**Text section**
·····

This paper is due to appear in Physical Review Letters in the September 16 print issue.

(From my Physics Tip Sheet)

The semi-technical version

This text was written for us at the American Physical Society by the authors of the research paper.

Stripes observed on the disks of gaseous giant planets (Jupiter, Saturn, Uranus and Neptune) are formed by trains of clouds transported by organized, steady atmospheric currents. There are no obvious energy sources sustaining such circulation. Kinetic energy introduced on smaller scales is expected to be dissipated by chaotic turbulent motion rather than contributing to the highly organized large-scale circulation.

What factors sustain that circulation? Typically, turbulent motion features large vortices that break down to smaller and smaller ones (direct energy cascade) until the smallest of them dissipate by the action of molecular viscosity. In thin planetary atmospheres, however, the dynamics is completely different. Turbulence gains very peculiar properties; instead of dissipating energy, it transfers it to large-scale flow configurations giving rise to inverse energy cascade.

The rate of vertical rotation on spherical planets changes with latitude (the so-called beta-effect) giving rise to planetary (or Rossby) waves and rendering the inverse cascade even more peculiar. Due to the intricacy of interaction between turbulence and Rossby waves, the inverse energy cascade becomes redirected into alternating, very steady latitudinal (zonal) jets that contain most of the energy of the large-scale circulation. These jets trap the clouds and appear as the stripes on the planetary disks.

·····

**Provided data**
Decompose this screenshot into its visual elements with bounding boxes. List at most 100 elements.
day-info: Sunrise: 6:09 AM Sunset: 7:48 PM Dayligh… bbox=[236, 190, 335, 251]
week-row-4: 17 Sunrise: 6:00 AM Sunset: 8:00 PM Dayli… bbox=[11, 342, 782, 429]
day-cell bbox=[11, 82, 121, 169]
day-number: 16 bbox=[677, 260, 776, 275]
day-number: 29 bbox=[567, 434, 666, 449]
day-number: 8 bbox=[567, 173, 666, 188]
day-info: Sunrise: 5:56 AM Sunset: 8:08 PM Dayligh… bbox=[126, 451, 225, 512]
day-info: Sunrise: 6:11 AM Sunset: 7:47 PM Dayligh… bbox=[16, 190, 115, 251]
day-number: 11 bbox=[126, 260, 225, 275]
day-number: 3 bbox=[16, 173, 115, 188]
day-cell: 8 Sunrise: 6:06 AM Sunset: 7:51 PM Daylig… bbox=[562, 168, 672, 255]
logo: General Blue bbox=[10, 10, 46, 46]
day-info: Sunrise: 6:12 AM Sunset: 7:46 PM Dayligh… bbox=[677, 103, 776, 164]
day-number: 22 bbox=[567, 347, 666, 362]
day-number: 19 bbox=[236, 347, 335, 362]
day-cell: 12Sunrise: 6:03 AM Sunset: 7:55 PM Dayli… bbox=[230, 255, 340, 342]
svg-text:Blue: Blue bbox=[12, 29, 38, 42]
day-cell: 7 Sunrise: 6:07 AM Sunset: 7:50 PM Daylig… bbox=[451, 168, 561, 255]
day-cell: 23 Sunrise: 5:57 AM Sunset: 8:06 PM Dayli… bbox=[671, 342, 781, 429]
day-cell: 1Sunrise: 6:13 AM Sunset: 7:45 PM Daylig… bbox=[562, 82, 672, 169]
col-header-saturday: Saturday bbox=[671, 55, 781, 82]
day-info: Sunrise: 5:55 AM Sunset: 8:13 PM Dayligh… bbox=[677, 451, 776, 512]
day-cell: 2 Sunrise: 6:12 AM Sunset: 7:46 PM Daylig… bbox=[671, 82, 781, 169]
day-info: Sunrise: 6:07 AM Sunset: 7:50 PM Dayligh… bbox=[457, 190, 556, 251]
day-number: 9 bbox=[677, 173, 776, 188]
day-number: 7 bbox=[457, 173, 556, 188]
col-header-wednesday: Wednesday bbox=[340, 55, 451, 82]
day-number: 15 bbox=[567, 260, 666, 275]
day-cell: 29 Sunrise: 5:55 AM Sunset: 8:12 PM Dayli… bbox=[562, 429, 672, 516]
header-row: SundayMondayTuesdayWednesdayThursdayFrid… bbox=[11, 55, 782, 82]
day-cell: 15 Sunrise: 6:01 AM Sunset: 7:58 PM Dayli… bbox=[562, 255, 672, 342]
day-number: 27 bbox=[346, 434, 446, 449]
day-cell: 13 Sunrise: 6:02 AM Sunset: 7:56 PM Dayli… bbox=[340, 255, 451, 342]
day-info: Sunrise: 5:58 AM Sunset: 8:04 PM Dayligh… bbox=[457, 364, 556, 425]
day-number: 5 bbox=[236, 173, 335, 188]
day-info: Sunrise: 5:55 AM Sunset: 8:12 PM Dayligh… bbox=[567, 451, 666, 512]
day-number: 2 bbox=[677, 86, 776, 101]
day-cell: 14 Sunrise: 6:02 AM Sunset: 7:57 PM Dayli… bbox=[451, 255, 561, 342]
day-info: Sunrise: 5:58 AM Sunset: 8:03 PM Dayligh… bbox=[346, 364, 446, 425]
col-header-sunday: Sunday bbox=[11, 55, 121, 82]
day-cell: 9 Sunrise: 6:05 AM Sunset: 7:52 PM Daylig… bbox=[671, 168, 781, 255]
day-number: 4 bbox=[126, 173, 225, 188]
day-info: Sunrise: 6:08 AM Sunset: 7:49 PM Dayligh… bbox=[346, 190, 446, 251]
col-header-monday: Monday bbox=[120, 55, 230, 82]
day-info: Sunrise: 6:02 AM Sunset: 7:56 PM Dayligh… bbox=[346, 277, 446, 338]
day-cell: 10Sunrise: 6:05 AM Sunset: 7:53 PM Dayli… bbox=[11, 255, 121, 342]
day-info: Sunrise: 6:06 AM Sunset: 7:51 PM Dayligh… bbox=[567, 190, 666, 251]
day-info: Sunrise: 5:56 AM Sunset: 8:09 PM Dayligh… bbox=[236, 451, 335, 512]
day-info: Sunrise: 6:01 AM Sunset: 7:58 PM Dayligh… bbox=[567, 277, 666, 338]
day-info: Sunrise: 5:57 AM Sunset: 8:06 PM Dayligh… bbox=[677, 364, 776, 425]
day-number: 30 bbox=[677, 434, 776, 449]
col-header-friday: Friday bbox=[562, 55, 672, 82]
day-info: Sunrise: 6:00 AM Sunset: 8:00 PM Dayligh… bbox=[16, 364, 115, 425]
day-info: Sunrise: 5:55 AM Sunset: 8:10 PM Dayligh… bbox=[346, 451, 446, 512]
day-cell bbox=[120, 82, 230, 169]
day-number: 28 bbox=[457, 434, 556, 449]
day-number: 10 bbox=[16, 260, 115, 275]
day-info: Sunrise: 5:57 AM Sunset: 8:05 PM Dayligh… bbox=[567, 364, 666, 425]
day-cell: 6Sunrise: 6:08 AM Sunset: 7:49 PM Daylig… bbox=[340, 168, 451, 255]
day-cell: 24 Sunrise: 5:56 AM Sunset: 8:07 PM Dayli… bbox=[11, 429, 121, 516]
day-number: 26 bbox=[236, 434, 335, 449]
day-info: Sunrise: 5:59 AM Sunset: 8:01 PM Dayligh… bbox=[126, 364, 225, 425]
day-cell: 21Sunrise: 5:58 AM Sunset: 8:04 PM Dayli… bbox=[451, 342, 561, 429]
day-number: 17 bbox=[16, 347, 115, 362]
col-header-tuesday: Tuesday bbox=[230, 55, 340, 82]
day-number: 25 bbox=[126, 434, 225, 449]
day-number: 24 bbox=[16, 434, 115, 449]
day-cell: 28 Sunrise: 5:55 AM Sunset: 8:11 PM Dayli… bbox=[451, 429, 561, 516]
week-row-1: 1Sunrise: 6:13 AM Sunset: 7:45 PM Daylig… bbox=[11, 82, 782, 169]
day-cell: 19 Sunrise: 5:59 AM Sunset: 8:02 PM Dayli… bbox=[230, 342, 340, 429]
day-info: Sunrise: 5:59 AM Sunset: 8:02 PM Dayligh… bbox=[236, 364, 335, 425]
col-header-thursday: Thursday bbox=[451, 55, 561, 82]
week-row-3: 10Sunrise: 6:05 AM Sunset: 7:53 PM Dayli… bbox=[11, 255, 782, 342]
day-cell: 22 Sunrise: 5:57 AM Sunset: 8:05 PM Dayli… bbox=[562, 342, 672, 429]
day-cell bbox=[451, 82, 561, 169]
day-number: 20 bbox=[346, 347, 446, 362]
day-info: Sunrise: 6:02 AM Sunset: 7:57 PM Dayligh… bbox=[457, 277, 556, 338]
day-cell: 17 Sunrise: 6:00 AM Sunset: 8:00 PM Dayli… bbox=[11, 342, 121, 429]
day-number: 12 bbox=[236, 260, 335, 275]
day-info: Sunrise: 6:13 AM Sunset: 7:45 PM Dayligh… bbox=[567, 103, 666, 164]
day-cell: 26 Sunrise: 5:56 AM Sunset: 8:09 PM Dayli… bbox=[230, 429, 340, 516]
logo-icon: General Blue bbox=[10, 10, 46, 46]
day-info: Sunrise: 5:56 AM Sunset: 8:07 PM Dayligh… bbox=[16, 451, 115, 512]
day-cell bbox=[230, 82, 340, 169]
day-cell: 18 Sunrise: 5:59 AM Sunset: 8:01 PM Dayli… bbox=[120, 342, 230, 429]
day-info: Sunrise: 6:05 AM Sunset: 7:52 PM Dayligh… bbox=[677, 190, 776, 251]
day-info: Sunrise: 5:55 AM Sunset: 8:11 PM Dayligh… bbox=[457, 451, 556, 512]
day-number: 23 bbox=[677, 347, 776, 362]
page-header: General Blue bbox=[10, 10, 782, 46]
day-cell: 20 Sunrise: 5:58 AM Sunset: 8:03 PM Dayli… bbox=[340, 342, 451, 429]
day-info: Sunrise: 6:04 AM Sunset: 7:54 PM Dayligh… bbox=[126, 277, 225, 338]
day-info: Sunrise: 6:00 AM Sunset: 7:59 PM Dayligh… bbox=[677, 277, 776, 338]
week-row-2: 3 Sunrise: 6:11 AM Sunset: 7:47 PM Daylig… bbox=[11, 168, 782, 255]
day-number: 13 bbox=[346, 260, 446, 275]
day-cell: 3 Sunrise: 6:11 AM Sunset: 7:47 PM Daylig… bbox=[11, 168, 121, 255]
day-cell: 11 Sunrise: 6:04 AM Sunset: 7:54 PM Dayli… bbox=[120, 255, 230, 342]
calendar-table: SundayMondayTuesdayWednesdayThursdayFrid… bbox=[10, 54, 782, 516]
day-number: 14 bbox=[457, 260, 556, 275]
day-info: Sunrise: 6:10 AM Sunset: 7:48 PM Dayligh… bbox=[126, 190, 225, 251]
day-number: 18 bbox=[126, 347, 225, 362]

·····

**Actions to take**
1 – Please repeat everything in the passage on planetary stripes from "This paper is" down to "the research paper.", word for word.
2 – Translate this sentence from the passage on planetary stripes into Spanish: "There are no obvious energy sources sustaining such circulation."
The entries have no role in this work.

**Answers given**
1 –
This paper is due to appear in Physical Review Letters in the September 16 print issue.

(From my Physics Tip Sheet)

The semi-technical version

This text was written for us at the American Physical Society by the authors of the research paper.

2 – No hay fuentes de energía evidentes que sostengan dicha circulación.